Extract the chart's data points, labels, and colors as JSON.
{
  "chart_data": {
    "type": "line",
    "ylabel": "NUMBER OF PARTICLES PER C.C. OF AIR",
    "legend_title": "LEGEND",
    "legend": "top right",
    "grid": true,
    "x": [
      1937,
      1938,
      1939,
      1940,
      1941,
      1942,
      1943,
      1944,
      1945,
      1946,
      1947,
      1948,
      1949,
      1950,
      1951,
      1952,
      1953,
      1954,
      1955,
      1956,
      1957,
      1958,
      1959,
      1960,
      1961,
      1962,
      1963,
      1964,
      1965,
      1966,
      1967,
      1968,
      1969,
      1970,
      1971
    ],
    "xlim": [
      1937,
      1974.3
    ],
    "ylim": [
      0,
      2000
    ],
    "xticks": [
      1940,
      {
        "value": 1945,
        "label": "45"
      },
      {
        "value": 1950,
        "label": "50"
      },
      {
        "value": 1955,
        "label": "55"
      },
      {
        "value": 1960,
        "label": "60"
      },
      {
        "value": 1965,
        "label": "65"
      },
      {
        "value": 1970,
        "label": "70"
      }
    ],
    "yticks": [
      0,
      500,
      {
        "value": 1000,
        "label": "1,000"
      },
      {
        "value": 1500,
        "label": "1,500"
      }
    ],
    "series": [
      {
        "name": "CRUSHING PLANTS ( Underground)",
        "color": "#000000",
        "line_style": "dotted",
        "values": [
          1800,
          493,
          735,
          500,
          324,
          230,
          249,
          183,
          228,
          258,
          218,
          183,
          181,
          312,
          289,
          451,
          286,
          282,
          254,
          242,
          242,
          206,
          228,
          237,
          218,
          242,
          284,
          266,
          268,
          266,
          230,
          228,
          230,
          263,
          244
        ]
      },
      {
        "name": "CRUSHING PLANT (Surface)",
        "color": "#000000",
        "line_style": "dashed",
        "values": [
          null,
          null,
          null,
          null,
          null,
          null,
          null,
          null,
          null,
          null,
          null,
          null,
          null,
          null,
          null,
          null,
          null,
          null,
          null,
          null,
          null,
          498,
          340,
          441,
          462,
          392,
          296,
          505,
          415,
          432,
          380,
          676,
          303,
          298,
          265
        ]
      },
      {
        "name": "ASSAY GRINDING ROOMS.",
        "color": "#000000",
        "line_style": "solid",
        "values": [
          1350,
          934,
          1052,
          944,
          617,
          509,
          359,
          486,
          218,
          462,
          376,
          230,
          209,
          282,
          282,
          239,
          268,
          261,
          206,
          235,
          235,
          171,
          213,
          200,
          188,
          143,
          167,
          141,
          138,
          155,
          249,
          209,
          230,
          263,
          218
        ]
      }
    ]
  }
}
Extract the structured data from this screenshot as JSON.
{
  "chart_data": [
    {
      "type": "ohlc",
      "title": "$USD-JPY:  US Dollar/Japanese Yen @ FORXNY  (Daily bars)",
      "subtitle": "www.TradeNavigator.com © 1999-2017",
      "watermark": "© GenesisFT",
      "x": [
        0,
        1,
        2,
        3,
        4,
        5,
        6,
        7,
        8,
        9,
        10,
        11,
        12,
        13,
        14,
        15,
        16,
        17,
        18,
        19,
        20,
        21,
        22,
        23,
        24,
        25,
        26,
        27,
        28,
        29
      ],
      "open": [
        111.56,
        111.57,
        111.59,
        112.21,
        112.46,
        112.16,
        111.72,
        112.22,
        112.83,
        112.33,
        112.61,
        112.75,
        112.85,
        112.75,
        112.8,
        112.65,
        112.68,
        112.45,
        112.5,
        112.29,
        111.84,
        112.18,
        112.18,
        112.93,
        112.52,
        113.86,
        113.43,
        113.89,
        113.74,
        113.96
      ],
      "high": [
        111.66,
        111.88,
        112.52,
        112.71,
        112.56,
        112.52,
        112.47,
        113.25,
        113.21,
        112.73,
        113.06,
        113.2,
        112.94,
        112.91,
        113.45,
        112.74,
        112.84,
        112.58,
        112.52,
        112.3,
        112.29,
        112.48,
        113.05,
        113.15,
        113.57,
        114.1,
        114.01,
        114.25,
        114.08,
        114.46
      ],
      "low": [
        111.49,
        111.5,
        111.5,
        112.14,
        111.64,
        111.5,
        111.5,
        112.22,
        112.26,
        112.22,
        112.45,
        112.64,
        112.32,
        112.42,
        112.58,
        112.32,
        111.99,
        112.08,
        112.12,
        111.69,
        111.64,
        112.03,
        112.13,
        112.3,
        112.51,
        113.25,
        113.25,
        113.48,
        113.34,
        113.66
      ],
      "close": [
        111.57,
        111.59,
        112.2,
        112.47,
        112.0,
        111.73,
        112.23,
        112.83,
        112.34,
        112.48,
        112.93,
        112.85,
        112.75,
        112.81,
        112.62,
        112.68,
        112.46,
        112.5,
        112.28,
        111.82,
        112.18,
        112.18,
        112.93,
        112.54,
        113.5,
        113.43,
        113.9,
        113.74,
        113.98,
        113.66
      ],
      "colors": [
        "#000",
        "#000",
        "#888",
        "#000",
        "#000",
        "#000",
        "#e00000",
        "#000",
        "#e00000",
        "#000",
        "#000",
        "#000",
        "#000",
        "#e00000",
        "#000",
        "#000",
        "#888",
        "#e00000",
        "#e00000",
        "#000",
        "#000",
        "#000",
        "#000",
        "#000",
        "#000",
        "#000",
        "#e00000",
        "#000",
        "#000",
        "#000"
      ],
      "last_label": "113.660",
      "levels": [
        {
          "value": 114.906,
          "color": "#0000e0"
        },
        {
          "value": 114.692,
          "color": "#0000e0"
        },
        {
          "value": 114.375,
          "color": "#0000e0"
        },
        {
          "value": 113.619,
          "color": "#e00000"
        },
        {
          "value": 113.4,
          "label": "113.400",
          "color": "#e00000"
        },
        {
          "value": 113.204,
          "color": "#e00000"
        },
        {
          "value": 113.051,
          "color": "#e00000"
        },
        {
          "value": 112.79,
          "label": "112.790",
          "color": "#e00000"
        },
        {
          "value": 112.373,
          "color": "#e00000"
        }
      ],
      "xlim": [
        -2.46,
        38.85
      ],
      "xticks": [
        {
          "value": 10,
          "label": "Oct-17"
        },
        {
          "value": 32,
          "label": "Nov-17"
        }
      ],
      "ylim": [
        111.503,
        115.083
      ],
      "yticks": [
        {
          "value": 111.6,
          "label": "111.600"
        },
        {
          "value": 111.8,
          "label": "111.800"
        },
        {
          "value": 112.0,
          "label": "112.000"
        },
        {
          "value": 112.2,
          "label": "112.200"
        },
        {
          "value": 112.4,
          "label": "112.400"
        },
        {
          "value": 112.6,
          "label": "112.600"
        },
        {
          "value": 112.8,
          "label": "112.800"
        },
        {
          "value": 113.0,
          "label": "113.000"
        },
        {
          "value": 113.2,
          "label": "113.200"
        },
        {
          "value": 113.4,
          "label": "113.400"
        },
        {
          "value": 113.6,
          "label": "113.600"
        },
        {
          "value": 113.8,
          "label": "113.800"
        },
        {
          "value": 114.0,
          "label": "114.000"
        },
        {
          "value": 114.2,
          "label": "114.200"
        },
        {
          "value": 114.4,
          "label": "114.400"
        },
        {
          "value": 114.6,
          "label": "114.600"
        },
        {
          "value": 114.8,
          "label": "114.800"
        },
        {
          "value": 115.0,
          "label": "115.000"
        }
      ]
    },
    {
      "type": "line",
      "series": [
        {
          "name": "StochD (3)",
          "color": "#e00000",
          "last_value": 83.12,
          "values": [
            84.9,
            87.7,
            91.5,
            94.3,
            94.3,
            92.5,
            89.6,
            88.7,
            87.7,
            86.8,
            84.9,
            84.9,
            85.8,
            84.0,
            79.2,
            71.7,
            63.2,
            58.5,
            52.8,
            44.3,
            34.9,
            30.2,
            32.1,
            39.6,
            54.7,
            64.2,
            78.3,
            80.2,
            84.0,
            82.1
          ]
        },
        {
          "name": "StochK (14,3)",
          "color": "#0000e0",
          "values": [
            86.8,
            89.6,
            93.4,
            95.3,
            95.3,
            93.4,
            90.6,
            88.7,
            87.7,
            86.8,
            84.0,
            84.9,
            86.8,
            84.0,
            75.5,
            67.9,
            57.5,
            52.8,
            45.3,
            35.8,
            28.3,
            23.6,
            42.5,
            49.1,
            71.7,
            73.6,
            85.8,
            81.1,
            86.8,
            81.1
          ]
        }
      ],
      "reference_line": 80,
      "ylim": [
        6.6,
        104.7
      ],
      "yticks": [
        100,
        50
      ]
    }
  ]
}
++++++
» What you will do
Wherever the string "colors" appears in a line of the records above, copy that line.

» Answer
Extract the chart's data points, labels, and colors as JSON.
      "colors": [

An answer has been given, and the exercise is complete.